## begin

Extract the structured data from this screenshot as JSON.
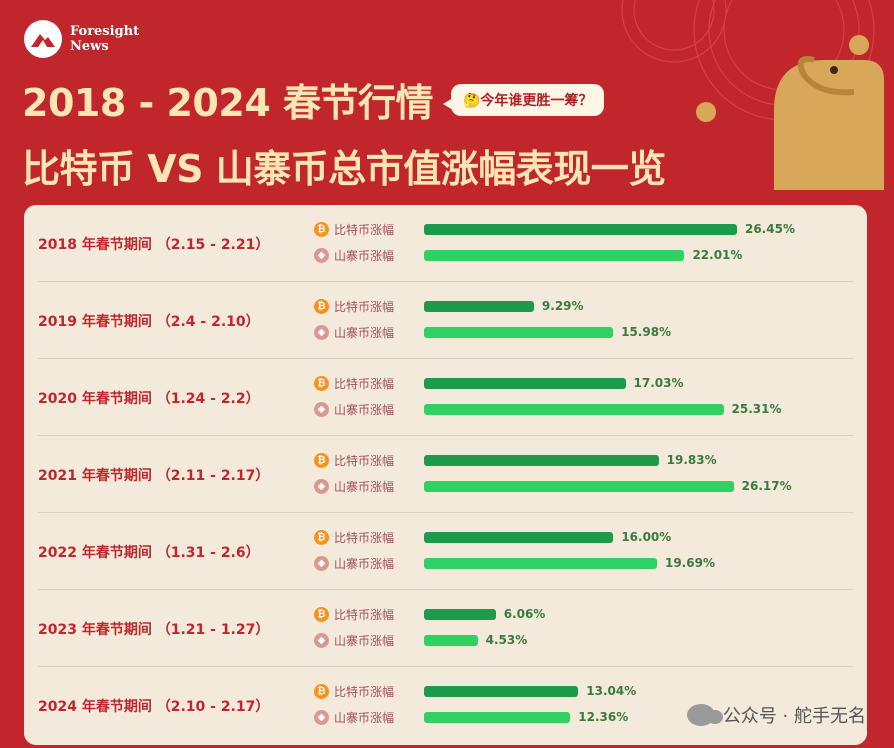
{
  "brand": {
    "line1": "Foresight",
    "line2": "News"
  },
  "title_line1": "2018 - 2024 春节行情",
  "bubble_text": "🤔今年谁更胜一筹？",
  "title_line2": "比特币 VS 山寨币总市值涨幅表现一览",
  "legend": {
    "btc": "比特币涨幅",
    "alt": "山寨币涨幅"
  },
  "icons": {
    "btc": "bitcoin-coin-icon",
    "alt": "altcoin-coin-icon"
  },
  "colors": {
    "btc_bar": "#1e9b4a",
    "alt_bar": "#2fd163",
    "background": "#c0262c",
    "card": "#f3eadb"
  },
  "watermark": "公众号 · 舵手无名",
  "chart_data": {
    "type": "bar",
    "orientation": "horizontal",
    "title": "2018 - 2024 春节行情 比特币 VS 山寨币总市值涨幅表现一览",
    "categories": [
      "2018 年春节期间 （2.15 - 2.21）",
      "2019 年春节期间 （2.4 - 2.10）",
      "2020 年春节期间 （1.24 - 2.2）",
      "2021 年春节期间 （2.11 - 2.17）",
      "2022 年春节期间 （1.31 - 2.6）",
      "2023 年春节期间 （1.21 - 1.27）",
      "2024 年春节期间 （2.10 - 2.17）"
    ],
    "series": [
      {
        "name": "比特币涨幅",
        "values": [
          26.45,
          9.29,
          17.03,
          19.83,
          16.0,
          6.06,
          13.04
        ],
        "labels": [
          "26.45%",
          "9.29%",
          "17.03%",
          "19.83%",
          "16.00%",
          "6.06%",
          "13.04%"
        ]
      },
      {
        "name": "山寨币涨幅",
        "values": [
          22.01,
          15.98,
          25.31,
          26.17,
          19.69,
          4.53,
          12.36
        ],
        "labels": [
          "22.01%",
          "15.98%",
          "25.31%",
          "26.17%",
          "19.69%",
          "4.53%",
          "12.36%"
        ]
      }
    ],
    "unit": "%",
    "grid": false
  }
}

## end

» **WHAT IS REQUIRED**
Leave the pictures out, and transcribe each of the records exactly.

» **RESULT BELOW**
Extract the structured data from this screenshot as JSON.
{
  "brand": {
    "line1": "Foresight",
    "line2": "News"
  },
  "title_line1": "2018 - 2024 春节行情",
  "bubble_text": "🤔今年谁更胜一筹？",
  "title_line2": "比特币 VS 山寨币总市值涨幅表现一览",
  "legend": {
    "btc": "比特币涨幅",
    "alt": "山寨币涨幅"
  },
  "icons": {
    "btc": "bitcoin-coin-icon",
    "alt": "altcoin-coin-icon"
  },
  "colors": {
    "btc_bar": "#1e9b4a",
    "alt_bar": "#2fd163",
    "background": "#c0262c",
    "card": "#f3eadb"
  },
  "watermark": "公众号 · 舵手无名",
  "chart_data": {
    "type": "bar",
    "orientation": "horizontal",
    "title": "2018 - 2024 春节行情 比特币 VS 山寨币总市值涨幅表现一览",
    "categories": [
      "2018 年春节期间 （2.15 - 2.21）",
      "2019 年春节期间 （2.4 - 2.10）",
      "2020 年春节期间 （1.24 - 2.2）",
      "2021 年春节期间 （2.11 - 2.17）",
      "2022 年春节期间 （1.31 - 2.6）",
      "2023 年春节期间 （1.21 - 1.27）",
      "2024 年春节期间 （2.10 - 2.17）"
    ],
    "series": [
      {
        "name": "比特币涨幅",
        "values": [
          26.45,
          9.29,
          17.03,
          19.83,
          16.0,
          6.06,
          13.04
        ],
        "labels": [
          "26.45%",
          "9.29%",
          "17.03%",
          "19.83%",
          "16.00%",
          "6.06%",
          "13.04%"
        ]
      },
      {
        "name": "山寨币涨幅",
        "values": [
          22.01,
          15.98,
          25.31,
          26.17,
          19.69,
          4.53,
          12.36
        ],
        "labels": [
          "22.01%",
          "15.98%",
          "25.31%",
          "26.17%",
          "19.69%",
          "4.53%",
          "12.36%"
        ]
      }
    ],
    "unit": "%",
    "grid": false
  }
}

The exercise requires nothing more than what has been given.